**DATA TO USE:**
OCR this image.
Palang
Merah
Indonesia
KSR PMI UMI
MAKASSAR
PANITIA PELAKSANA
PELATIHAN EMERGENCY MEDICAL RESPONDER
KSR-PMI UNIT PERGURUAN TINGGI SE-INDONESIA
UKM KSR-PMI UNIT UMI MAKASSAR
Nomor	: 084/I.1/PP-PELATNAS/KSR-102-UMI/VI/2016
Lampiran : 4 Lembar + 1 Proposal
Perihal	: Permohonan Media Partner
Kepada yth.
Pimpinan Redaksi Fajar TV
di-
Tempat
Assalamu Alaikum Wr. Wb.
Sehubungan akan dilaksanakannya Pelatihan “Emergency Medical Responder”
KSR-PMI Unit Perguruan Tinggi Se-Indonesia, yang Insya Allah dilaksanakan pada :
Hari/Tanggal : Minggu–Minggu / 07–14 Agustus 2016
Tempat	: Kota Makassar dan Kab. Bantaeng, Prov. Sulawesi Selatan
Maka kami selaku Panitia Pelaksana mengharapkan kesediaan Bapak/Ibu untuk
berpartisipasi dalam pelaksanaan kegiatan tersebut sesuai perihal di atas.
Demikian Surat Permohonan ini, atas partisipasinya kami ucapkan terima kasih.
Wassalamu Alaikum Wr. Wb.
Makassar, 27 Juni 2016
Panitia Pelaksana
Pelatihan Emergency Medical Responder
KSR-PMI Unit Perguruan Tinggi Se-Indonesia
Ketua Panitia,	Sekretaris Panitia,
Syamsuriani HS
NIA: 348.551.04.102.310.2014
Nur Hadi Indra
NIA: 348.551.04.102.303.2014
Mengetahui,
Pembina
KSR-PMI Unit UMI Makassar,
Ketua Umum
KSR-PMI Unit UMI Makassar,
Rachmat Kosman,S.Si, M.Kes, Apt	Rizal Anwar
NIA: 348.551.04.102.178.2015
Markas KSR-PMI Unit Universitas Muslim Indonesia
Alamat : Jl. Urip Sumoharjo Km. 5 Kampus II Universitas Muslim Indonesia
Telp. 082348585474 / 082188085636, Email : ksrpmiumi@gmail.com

**STATED TASK:** Of the lines in the entries, how many include the word "Ketua"? State only the number.

**WORKED ANSWER:** 2